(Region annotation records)
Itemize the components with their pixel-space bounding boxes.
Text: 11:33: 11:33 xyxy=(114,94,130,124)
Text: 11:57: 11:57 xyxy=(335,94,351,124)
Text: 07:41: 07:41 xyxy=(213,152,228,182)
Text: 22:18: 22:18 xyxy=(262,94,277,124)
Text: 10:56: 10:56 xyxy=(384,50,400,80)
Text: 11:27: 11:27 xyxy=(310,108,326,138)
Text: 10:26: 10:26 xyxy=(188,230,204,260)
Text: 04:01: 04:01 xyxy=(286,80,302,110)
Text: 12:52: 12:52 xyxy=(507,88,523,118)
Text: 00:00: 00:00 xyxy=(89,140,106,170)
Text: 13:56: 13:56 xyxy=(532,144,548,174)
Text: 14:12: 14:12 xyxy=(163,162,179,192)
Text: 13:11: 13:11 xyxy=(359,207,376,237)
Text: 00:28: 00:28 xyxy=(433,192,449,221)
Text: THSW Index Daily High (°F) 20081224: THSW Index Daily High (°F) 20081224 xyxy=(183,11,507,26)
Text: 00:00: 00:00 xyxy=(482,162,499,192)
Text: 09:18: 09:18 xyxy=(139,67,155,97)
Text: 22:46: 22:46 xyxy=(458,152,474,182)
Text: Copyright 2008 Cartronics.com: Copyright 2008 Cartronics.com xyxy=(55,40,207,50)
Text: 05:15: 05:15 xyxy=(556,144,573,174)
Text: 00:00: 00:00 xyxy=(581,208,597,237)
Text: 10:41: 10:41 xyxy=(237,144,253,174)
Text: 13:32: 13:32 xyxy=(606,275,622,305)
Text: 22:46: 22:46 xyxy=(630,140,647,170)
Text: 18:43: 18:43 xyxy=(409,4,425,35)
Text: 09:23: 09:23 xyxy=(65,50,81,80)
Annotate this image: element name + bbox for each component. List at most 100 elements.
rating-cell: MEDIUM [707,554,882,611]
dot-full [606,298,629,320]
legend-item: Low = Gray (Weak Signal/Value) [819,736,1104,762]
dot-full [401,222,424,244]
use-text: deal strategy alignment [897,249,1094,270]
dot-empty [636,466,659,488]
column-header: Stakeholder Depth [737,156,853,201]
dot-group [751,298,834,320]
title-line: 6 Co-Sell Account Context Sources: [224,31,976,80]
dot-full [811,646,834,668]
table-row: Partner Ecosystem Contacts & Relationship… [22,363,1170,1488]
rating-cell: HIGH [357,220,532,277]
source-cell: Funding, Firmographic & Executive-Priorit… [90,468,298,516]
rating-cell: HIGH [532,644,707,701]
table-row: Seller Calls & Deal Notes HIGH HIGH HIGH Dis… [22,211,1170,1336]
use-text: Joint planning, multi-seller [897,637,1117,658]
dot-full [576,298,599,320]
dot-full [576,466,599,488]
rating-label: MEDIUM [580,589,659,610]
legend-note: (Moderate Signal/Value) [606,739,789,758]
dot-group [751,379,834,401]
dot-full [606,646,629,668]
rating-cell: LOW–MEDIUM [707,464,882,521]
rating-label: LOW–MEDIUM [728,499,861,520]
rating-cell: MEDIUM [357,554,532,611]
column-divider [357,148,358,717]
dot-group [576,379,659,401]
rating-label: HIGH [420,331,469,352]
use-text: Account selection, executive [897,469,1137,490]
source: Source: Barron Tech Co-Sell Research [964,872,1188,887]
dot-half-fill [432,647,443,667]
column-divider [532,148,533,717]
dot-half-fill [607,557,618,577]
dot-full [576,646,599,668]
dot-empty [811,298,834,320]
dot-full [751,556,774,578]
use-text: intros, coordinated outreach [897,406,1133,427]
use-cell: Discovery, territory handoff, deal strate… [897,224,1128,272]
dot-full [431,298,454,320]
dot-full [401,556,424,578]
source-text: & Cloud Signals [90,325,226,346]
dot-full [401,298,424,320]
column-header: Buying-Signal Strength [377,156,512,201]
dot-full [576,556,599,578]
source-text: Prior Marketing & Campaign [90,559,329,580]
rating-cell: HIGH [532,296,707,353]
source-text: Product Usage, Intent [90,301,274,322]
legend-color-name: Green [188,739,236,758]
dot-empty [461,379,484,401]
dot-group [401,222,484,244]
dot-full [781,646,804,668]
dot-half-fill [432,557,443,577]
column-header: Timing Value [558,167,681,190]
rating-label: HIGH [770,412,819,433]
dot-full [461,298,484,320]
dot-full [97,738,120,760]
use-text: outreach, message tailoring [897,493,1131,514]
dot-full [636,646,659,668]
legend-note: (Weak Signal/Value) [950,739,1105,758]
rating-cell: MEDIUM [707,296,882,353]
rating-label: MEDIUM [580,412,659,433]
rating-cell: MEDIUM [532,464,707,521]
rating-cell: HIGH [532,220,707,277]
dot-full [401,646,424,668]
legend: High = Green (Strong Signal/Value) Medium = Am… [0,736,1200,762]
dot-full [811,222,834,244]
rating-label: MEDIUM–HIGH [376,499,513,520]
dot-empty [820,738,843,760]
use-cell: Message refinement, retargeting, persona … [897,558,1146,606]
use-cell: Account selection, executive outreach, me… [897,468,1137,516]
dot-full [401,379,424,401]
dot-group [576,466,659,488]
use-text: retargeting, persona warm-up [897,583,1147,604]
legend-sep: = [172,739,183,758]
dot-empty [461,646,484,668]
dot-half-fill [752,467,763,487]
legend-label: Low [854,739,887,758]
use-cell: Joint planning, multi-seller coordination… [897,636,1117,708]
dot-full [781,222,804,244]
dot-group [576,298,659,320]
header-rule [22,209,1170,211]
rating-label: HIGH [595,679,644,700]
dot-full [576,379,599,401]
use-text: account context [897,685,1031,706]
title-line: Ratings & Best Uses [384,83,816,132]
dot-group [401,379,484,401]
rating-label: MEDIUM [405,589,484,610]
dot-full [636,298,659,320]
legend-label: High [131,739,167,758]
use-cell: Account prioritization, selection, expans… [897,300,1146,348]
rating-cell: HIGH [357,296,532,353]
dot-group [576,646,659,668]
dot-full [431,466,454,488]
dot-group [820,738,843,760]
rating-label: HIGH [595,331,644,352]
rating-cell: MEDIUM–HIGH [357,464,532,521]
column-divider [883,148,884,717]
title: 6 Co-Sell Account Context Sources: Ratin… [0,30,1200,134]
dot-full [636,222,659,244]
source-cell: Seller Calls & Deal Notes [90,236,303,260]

Instructions for the task: Substitute "elements" for "components" in the lines from the first one through the line that contains "Text: 11:27: 11:27 xyxy=(310,108,326,138)", and give those lines again with nothing else changed.

Answer for this exercise:
Itemize the elements with their pixel-space bounding boxes.
Text: 11:33: 11:33 xyxy=(114,94,130,124)
Text: 11:57: 11:57 xyxy=(335,94,351,124)
Text: 07:41: 07:41 xyxy=(213,152,228,182)
Text: 22:18: 22:18 xyxy=(262,94,277,124)
Text: 10:56: 10:56 xyxy=(384,50,400,80)
Text: 11:27: 11:27 xyxy=(310,108,326,138)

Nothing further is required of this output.